— The problem —
Quote each record exactly, please, leaving none out.

Records contained in a dataset
+ + + +

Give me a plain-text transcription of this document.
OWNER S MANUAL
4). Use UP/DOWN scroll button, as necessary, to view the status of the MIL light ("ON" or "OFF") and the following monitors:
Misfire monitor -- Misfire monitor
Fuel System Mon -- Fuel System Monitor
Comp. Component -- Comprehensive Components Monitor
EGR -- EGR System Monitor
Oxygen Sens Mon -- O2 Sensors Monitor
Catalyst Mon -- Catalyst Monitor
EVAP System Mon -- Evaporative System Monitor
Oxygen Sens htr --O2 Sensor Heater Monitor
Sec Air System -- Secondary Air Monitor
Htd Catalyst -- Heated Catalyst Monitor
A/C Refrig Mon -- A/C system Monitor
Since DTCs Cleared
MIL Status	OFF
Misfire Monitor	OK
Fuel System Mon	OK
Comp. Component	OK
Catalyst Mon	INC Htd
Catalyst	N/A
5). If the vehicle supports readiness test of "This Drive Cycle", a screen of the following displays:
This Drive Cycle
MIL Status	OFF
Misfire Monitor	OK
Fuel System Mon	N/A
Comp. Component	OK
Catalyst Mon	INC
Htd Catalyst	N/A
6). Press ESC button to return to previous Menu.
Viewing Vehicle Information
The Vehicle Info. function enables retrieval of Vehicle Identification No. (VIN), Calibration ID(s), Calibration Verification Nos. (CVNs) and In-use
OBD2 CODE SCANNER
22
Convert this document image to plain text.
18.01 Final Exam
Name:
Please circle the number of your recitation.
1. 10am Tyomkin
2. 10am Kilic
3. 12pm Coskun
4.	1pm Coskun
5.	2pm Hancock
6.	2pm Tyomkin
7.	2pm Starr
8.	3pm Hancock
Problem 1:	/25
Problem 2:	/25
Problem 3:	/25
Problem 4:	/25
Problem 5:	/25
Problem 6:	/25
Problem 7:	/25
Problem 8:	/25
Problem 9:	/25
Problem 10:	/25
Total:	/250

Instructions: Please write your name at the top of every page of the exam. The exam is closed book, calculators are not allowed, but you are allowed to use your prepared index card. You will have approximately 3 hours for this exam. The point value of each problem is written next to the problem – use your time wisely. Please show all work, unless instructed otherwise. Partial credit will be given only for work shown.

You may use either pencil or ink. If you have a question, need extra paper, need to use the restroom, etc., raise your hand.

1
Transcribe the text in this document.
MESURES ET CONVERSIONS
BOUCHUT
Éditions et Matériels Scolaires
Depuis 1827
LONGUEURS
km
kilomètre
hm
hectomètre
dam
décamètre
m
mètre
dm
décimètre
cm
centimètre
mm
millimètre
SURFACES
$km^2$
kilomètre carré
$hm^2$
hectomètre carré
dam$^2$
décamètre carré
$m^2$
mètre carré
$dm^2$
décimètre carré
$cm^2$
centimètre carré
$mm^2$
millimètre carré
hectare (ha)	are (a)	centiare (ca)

+ + + +

— Answer to the task —
Give me a plain-text transcription of this document.
OWNER S MANUAL
4). Use UP/DOWN scroll button, as necessary, to view the status of the MIL light ("ON" or "OFF") and the following monitors:
Misfire monitor -- Misfire monitor
Fuel System Mon -- Fuel System Monitor
Comp. Component -- Comprehensive Components Monitor
EGR -- EGR System Monitor
Oxygen Sens Mon -- O2 Sensors Monitor
Catalyst Mon -- Catalyst Monitor
EVAP System Mon -- Evaporative System Monitor
Oxygen Sens htr --O2 Sensor Heater Monitor
Sec Air System -- Secondary Air Monitor
Htd Catalyst -- Heated Catalyst Monitor
A/C Refrig Mon -- A/C system Monitor
Since DTCs Cleared
MIL Status	OFF
Misfire Monitor	OK
Fuel System Mon	OK
Comp. Component	OK
Catalyst Mon	INC Htd
Catalyst	N/A
5). If the vehicle supports readiness test of "This Drive Cycle", a screen of the following displays:
This Drive Cycle
MIL Status	OFF
Misfire Monitor	OK
Fuel System Mon	N/A
Comp. Component	OK
Catalyst Mon	INC
Htd Catalyst	N/A
6). Press ESC button to return to previous Menu.
Viewing Vehicle Information
The Vehicle Info. function enables retrieval of Vehicle Identification No. (VIN), Calibration ID(s), Calibration Verification Nos. (CVNs) and In-use
OBD2 CODE SCANNER
22
Convert this document image to plain text.
18.01 Final Exam
Name:
Please circle the number of your recitation.
1. 10am Tyomkin
2. 10am Kilic
3. 12pm Coskun
4.	1pm Coskun
5.	2pm Hancock
6.	2pm Tyomkin
7.	2pm Starr
8.	3pm Hancock
Problem 1:	/25
Problem 2:	/25
Problem 3:	/25
Problem 4:	/25
Problem 5:	/25
Problem 6:	/25
Problem 7:	/25
Problem 8:	/25
Problem 9:	/25
Problem 10:	/25
Total:	/250

Instructions: Please write your name at the top of every page of the exam. The exam is closed book, calculators are not allowed, but you are allowed to use your prepared index card. You will have approximately 3 hours for this exam. The point value of each problem is written next to the problem – use your time wisely. Please show all work, unless instructed otherwise. Partial credit will be given only for work shown.

You may use either pencil or ink. If you have a question, need extra paper, need to use the restroom, etc., raise your hand.

1
Transcribe the text in this document.
MESURES ET CONVERSIONS
BOUCHUT
Éditions et Matériels Scolaires
Depuis 1827
LONGUEURS
km
kilomètre
hm
hectomètre
dam
décamètre
m
mètre
dm
décimètre
cm
centimètre
mm
millimètre
SURFACES
$km^2$
kilomètre carré
$hm^2$
hectomètre carré
dam$^2$
décamètre carré
$m^2$
mètre carré
$dm^2$
décimètre carré
$cm^2$
centimètre carré
$mm^2$
millimètre carré
hectare (ha)	are (a)	centiare (ca)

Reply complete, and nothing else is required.